Aim of the exercise:
Across the entries below, how many lines contain the string "iyan"? Give only the count.

Data rows:

[Begin]

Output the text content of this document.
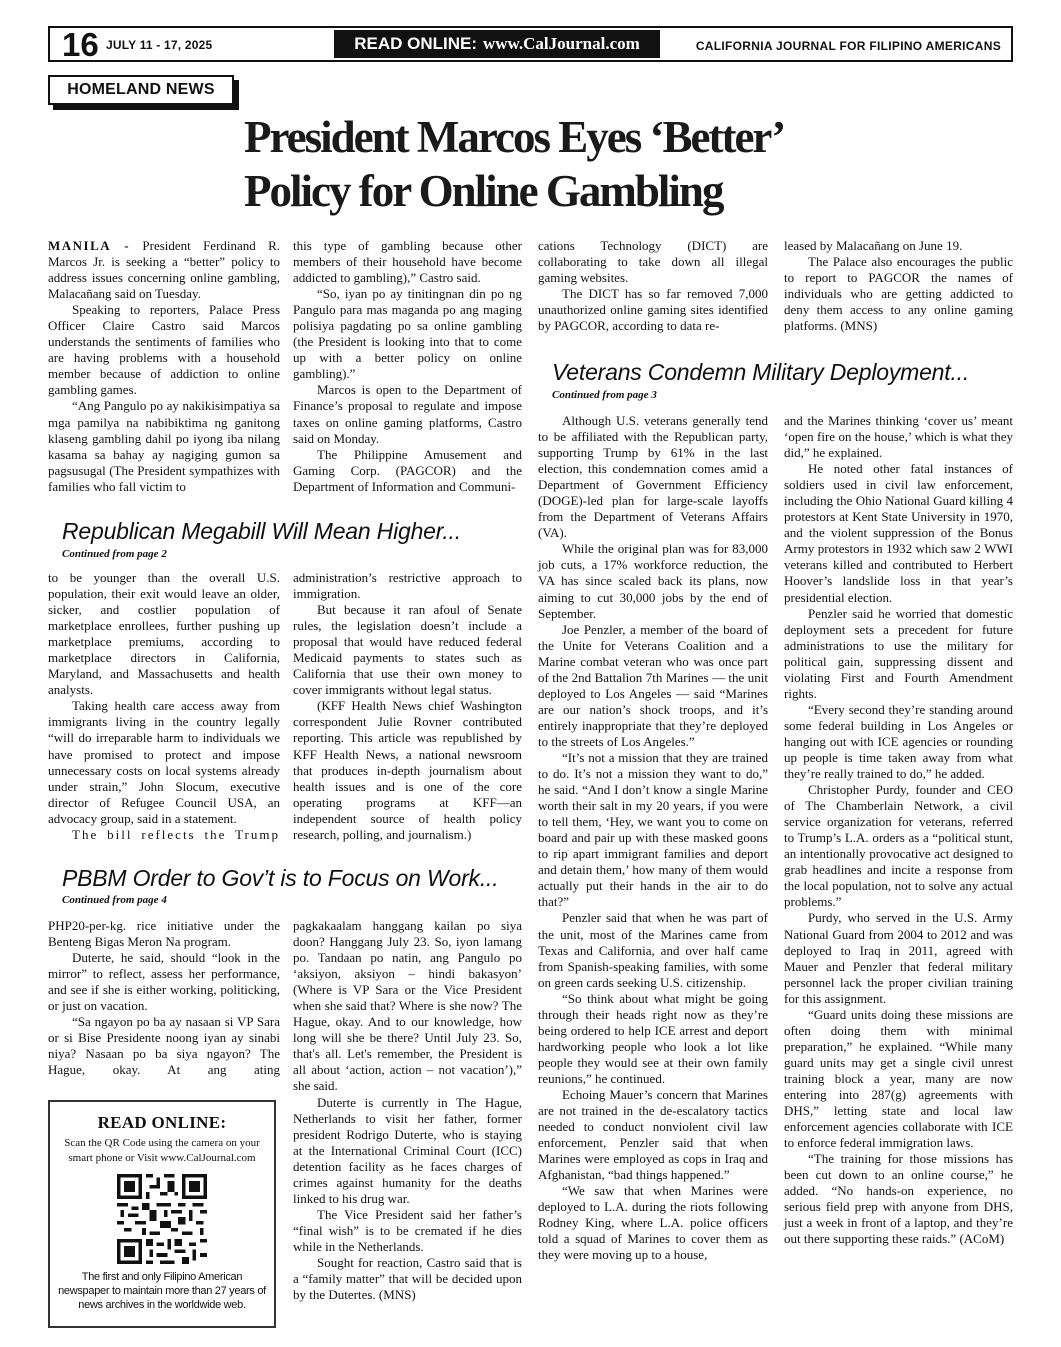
16 JULY 11 - 17, 2025	READ ONLINE: www.CalJournal.com	CALIFORNIA JOURNAL FOR FILIPINO AMERICANS
HOMELAND NEWS
President Marcos Eyes ‘Better’
Policy for Online Gambling

MANILA - President Ferdinand R. Marcos Jr. is seeking a “better” policy to address issues concerning online gambling, Malacañang said on Tuesday.

Speaking to reporters, Palace Press Officer Claire Castro said Marcos understands the sentiments of families who are having problems with a household member because of addiction to online gambling games.

“Ang Pangulo po ay nakikisimpatiya sa mga pamilya na nabibiktima ng ganitong klaseng gambling dahil po iyong iba nilang kasama sa bahay ay nagiging gumon sa pagsusugal (The President sympathizes with families who fall victim to

this type of gambling because other members of their household have become addicted to gambling),” Castro said.

“So, iyan po ay tinitingnan din po ng Pangulo para mas maganda po ang maging polisiya pagdating po sa online gambling (the President is looking into that to come up with a better policy on online gambling).”

Marcos is open to the Department of Finance’s proposal to regulate and impose taxes on online gaming platforms, Castro said on Monday.

The Philippine Amusement and Gaming Corp. (PAGCOR) and the Department of Information and Communi-

cations Technology (DICT) are collaborating to take down all illegal gaming websites.

The DICT has so far removed 7,000 unauthorized online gaming sites identified by PAGCOR, according to data re-

leased by Malacañang on June 19.

The Palace also encourages the public to report to PAGCOR the names of individuals who are getting addicted to deny them access to any online gaming platforms. (MNS)

Veterans Condemn Military Deployment...
Continued from page 3

Although U.S. veterans generally tend to be affiliated with the Republican party, supporting Trump by 61% in the last election, this condemnation comes amid a Department of Government Efficiency (DOGE)-led plan for large-scale layoffs from the Department of Veterans Affairs (VA).

While the original plan was for 83,000 job cuts, a 17% workforce reduction, the VA has since scaled back its plans, now aiming to cut 30,000 jobs by the end of September.

Joe Penzler, a member of the board of the Unite for Veterans Coalition and a Marine combat veteran who was once part of the 2nd Battalion 7th Marines — the unit deployed to Los Angeles — said “Marines are our nation’s shock troops, and it’s entirely inappropriate that they’re deployed to the streets of Los Angeles.”

“It’s not a mission that they are trained to do. It’s not a mission they want to do,” he said. “And I don’t know a single Marine worth their salt in my 20 years, if you were to tell them, ‘Hey, we want you to come on board and pair up with these masked goons to rip apart immigrant families and deport and detain them,’ how many of them would actually put their hands in the air to do that?”

Penzler said that when he was part of the unit, most of the Marines came from Texas and California, and over half came from Spanish-speaking families, with some on green cards seeking U.S. citizenship.

“So think about what might be going through their heads right now as they’re being ordered to help ICE arrest and deport hardworking people who look a lot like people they would see at their own family reunions,” he continued.

Echoing Mauer’s concern that Marines are not trained in the de-escalatory tactics needed to conduct nonviolent civil law enforcement, Penzler said that when Marines were employed as cops in Iraq and Afghanistan, “bad things happened.”

“We saw that when Marines were deployed to L.A. during the riots following Rodney King, where L.A. police officers told a squad of Marines to cover them as they were moving up to a house,

and the Marines thinking ‘cover us’ meant ‘open fire on the house,’ which is what they did,” he explained.

He noted other fatal instances of soldiers used in civil law enforcement, including the Ohio National Guard killing 4 protestors at Kent State University in 1970, and the violent suppression of the Bonus Army protestors in 1932 which saw 2 WWI veterans killed and contributed to Herbert Hoover’s landslide loss in that year’s presidential election.

Penzler said he worried that domestic deployment sets a precedent for future administrations to use the military for political gain, suppressing dissent and violating First and Fourth Amendment rights.

“Every second they’re standing around some federal building in Los Angeles or hanging out with ICE agencies or rounding up people is time taken away from what they’re really trained to do,” he added.

Christopher Purdy, founder and CEO of The Chamberlain Network, a civil service organization for veterans, referred to Trump’s L.A. orders as a “political stunt, an intentionally provocative act designed to grab headlines and incite a response from the local population, not to solve any actual problems.”

Purdy, who served in the U.S. Army National Guard from 2004 to 2012 and was deployed to Iraq in 2011, agreed with Mauer and Penzler that federal military personnel lack the proper civilian training for this assignment.

“Guard units doing these missions are often doing them with minimal preparation,” he explained. “While many guard units may get a single civil unrest training block a year, many are now entering into 287(g) agreements with DHS,” letting state and local law enforcement agencies collaborate with ICE to enforce federal immigration laws.

“The training for those missions has been cut down to an online course,” he added. “No hands-on experience, no serious field prep with anyone from DHS, just a week in front of a laptop, and they’re out there supporting these raids.” (ACoM)

Republican Megabill Will Mean Higher...
Continued from page 2

to be younger than the overall U.S. population, their exit would leave an older, sicker, and costlier population of marketplace enrollees, further pushing up marketplace premiums, according to marketplace directors in California, Maryland, and Massachusetts and health analysts.

Taking health care access away from immigrants living in the country legally “will do irreparable harm to individuals we have promised to protect and impose unnecessary costs on local systems already under strain,” John Slocum, executive director of Refugee Council USA, an advocacy group, said in a statement.

The bill reflects the Trump

administration’s restrictive approach to immigration.

But because it ran afoul of Senate rules, the legislation doesn’t include a proposal that would have reduced federal Medicaid payments to states such as California that use their own money to cover immigrants without legal status.

(KFF Health News chief Washington correspondent Julie Rovner contributed reporting. This article was republished by KFF Health News, a national newsroom that produces in-depth journalism about health issues and is one of the core operating programs at KFF—an independent source of health policy research, polling, and journalism.)

PBBM Order to Gov’t is to Focus on Work...
Continued from page 4

PHP20-per-kg. rice initiative under the Benteng Bigas Meron Na program.

Duterte, he said, should “look in the mirror” to reflect, assess her performance, and see if she is either working, politicking, or just on vacation.

“Sa ngayon po ba ay nasaan si VP Sara or si Bise Presidente noong iyan ay sinabi niya? Nasaan po ba siya ngayon? The Hague, okay. At ang ating

pagkakaalam hanggang kailan po siya doon? Hanggang July 23. So, iyon lamang po. Tandaan po natin, ang Pangulo po ‘aksiyon, aksiyon – hindi bakasyon’ (Where is VP Sara or the Vice President when she said that? Where is she now? The Hague, okay. And to our knowledge, how long will she be there? Until July 23. So, that's all. Let's remember, the President is all about ‘action, action – not vacation’),” she said.

Duterte is currently in The Hague, Netherlands to visit her father, former president Rodrigo Duterte, who is staying at the International Criminal Court (ICC) detention facility as he faces charges of crimes against humanity for the deaths linked to his drug war.

The Vice President said her father’s “final wish” is to be cremated if he dies while in the Netherlands.

Sought for reaction, Castro said that is a “family matter” that will be decided upon by the Dutertes. (MNS)

READ ONLINE:
Scan the QR Code using the camera on your smart phone or Visit www.CalJournal.com
The first and only Filipino American newspaper to maintain more than 27 years of news archives in the worldwide web.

[End]

Solved problem:
2